** START OF RECORD EXCERPTS **

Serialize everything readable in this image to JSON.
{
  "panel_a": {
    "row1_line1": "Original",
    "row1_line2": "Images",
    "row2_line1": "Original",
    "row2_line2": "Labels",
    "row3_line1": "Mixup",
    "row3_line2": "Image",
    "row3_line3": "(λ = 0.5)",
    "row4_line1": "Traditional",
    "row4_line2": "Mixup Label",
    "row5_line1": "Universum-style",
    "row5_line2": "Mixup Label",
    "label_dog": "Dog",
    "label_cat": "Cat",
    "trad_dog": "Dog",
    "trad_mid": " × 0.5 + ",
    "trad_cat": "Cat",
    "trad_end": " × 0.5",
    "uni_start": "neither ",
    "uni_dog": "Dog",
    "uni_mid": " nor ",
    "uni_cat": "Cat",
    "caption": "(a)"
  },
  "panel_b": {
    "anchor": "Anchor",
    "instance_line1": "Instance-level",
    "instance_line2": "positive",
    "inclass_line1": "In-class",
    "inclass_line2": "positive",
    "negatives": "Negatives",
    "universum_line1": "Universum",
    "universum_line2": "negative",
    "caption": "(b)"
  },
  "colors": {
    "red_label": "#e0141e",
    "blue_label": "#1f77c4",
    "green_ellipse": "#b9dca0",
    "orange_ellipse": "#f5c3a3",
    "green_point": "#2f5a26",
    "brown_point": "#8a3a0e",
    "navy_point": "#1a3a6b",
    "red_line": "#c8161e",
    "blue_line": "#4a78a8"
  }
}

** END OF RECORD EXCERPTS **

- [GIVEN EXERCISE] Write out the whole listing again. Match it word for word.

- [RESPONSE BELOW]
Serialize everything readable in this image to JSON.
{
  "panel_a": {
    "row1_line1": "Original",
    "row1_line2": "Images",
    "row2_line1": "Original",
    "row2_line2": "Labels",
    "row3_line1": "Mixup",
    "row3_line2": "Image",
    "row3_line3": "(λ = 0.5)",
    "row4_line1": "Traditional",
    "row4_line2": "Mixup Label",
    "row5_line1": "Universum-style",
    "row5_line2": "Mixup Label",
    "label_dog": "Dog",
    "label_cat": "Cat",
    "trad_dog": "Dog",
    "trad_mid": " × 0.5 + ",
    "trad_cat": "Cat",
    "trad_end": " × 0.5",
    "uni_start": "neither ",
    "uni_dog": "Dog",
    "uni_mid": " nor ",
    "uni_cat": "Cat",
    "caption": "(a)"
  },
  "panel_b": {
    "anchor": "Anchor",
    "instance_line1": "Instance-level",
    "instance_line2": "positive",
    "inclass_line1": "In-class",
    "inclass_line2": "positive",
    "negatives": "Negatives",
    "universum_line1": "Universum",
    "universum_line2": "negative",
    "caption": "(b)"
  },
  "colors": {
    "red_label": "#e0141e",
    "blue_label": "#1f77c4",
    "green_ellipse": "#b9dca0",
    "orange_ellipse": "#f5c3a3",
    "green_point": "#2f5a26",
    "brown_point": "#8a3a0e",
    "navy_point": "#1a3a6b",
    "red_line": "#c8161e",
    "blue_line": "#4a78a8"
  }
}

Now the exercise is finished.